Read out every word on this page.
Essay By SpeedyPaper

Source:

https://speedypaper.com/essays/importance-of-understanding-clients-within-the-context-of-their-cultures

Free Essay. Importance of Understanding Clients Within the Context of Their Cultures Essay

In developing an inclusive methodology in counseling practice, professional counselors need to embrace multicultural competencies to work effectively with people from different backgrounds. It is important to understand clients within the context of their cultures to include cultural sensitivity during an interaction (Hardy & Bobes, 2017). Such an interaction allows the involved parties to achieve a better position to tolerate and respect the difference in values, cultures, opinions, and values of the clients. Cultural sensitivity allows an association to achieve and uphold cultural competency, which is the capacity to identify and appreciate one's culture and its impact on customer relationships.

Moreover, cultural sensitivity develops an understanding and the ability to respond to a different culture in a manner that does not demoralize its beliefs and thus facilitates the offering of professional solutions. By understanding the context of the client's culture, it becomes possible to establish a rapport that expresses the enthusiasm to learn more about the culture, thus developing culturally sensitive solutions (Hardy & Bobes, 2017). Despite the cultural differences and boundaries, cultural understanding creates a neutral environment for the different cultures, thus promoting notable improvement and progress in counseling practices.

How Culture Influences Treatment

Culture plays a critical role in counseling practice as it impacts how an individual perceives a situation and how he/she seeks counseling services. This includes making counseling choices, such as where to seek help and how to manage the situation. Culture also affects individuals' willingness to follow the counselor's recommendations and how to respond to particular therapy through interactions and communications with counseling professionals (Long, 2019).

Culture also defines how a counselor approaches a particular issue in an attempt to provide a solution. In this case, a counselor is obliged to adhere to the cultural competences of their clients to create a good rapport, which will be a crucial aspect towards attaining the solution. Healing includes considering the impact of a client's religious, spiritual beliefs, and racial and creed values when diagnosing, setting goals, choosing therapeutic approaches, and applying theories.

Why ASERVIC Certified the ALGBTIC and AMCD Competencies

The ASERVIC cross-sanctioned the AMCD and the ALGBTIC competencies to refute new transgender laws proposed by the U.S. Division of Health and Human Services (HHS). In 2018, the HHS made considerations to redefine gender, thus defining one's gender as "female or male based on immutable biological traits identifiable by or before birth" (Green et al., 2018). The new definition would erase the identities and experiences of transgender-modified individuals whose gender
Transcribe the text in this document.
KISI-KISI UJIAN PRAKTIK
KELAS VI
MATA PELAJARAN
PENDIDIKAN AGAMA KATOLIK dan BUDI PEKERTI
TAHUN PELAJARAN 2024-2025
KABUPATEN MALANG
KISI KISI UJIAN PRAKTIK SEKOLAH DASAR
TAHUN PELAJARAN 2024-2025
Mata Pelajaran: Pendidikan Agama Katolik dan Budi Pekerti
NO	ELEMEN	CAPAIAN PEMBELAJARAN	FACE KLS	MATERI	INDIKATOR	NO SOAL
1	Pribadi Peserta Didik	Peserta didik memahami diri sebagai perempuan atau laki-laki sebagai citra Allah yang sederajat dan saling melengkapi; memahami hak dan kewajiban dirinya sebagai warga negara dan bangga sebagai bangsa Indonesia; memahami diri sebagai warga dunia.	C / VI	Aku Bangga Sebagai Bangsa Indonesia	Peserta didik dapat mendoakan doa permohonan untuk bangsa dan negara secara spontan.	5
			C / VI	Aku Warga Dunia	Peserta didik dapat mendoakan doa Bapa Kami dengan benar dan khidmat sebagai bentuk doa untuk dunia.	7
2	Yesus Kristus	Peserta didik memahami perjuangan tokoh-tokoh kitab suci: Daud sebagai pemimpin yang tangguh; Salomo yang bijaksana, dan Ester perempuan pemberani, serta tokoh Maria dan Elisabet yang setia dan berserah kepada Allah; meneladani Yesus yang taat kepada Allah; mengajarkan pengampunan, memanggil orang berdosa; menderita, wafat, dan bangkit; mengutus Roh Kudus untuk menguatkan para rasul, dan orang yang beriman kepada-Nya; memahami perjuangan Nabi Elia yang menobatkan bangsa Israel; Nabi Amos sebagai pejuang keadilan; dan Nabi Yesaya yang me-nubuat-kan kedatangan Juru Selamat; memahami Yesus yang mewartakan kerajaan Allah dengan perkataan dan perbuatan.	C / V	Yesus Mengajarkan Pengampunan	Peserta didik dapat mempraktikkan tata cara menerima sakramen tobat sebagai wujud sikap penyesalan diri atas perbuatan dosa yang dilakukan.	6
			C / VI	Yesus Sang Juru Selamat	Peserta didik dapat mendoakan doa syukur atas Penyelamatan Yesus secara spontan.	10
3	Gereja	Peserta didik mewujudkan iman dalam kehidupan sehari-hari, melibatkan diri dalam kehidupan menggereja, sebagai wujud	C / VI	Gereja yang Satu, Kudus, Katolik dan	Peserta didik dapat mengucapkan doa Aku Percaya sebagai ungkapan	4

[What the task requires] Print the records above exactly as they appear.

[Response to the exercise]
Read out every word on this page.
Essay By SpeedyPaper

Source:

https://speedypaper.com/essays/importance-of-understanding-clients-within-the-context-of-their-cultures

Free Essay. Importance of Understanding Clients Within the Context of Their Cultures Essay

In developing an inclusive methodology in counseling practice, professional counselors need to embrace multicultural competencies to work effectively with people from different backgrounds. It is important to understand clients within the context of their cultures to include cultural sensitivity during an interaction (Hardy & Bobes, 2017). Such an interaction allows the involved parties to achieve a better position to tolerate and respect the difference in values, cultures, opinions, and values of the clients. Cultural sensitivity allows an association to achieve and uphold cultural competency, which is the capacity to identify and appreciate one's culture and its impact on customer relationships.

Moreover, cultural sensitivity develops an understanding and the ability to respond to a different culture in a manner that does not demoralize its beliefs and thus facilitates the offering of professional solutions. By understanding the context of the client's culture, it becomes possible to establish a rapport that expresses the enthusiasm to learn more about the culture, thus developing culturally sensitive solutions (Hardy & Bobes, 2017). Despite the cultural differences and boundaries, cultural understanding creates a neutral environment for the different cultures, thus promoting notable improvement and progress in counseling practices.

How Culture Influences Treatment

Culture plays a critical role in counseling practice as it impacts how an individual perceives a situation and how he/she seeks counseling services. This includes making counseling choices, such as where to seek help and how to manage the situation. Culture also affects individuals' willingness to follow the counselor's recommendations and how to respond to particular therapy through interactions and communications with counseling professionals (Long, 2019).

Culture also defines how a counselor approaches a particular issue in an attempt to provide a solution. In this case, a counselor is obliged to adhere to the cultural competences of their clients to create a good rapport, which will be a crucial aspect towards attaining the solution. Healing includes considering the impact of a client's religious, spiritual beliefs, and racial and creed values when diagnosing, setting goals, choosing therapeutic approaches, and applying theories.

Why ASERVIC Certified the ALGBTIC and AMCD Competencies

The ASERVIC cross-sanctioned the AMCD and the ALGBTIC competencies to refute new transgender laws proposed by the U.S. Division of Health and Human Services (HHS). In 2018, the HHS made considerations to redefine gender, thus defining one's gender as "female or male based on immutable biological traits identifiable by or before birth" (Green et al., 2018). The new definition would erase the identities and experiences of transgender-modified individuals whose gender
Transcribe the text in this document.
KISI-KISI UJIAN PRAKTIK
KELAS VI
MATA PELAJARAN
PENDIDIKAN AGAMA KATOLIK dan BUDI PEKERTI
TAHUN PELAJARAN 2024-2025
KABUPATEN MALANG
KISI KISI UJIAN PRAKTIK SEKOLAH DASAR
TAHUN PELAJARAN 2024-2025
Mata Pelajaran: Pendidikan Agama Katolik dan Budi Pekerti
NO	ELEMEN	CAPAIAN PEMBELAJARAN	FACE KLS	MATERI	INDIKATOR	NO SOAL
1	Pribadi Peserta Didik	Peserta didik memahami diri sebagai perempuan atau laki-laki sebagai citra Allah yang sederajat dan saling melengkapi; memahami hak dan kewajiban dirinya sebagai warga negara dan bangga sebagai bangsa Indonesia; memahami diri sebagai warga dunia.	C / VI	Aku Bangga Sebagai Bangsa Indonesia	Peserta didik dapat mendoakan doa permohonan untuk bangsa dan negara secara spontan.	5
			C / VI	Aku Warga Dunia	Peserta didik dapat mendoakan doa Bapa Kami dengan benar dan khidmat sebagai bentuk doa untuk dunia.	7
2	Yesus Kristus	Peserta didik memahami perjuangan tokoh-tokoh kitab suci: Daud sebagai pemimpin yang tangguh; Salomo yang bijaksana, dan Ester perempuan pemberani, serta tokoh Maria dan Elisabet yang setia dan berserah kepada Allah; meneladani Yesus yang taat kepada Allah; mengajarkan pengampunan, memanggil orang berdosa; menderita, wafat, dan bangkit; mengutus Roh Kudus untuk menguatkan para rasul, dan orang yang beriman kepada-Nya; memahami perjuangan Nabi Elia yang menobatkan bangsa Israel; Nabi Amos sebagai pejuang keadilan; dan Nabi Yesaya yang me-nubuat-kan kedatangan Juru Selamat; memahami Yesus yang mewartakan kerajaan Allah dengan perkataan dan perbuatan.	C / V	Yesus Mengajarkan Pengampunan	Peserta didik dapat mempraktikkan tata cara menerima sakramen tobat sebagai wujud sikap penyesalan diri atas perbuatan dosa yang dilakukan.	6
			C / VI	Yesus Sang Juru Selamat	Peserta didik dapat mendoakan doa syukur atas Penyelamatan Yesus secara spontan.	10
3	Gereja	Peserta didik mewujudkan iman dalam kehidupan sehari-hari, melibatkan diri dalam kehidupan menggereja, sebagai wujud	C / VI	Gereja yang Satu, Kudus, Katolik dan	Peserta didik dapat mengucapkan doa Aku Percaya sebagai ungkapan	4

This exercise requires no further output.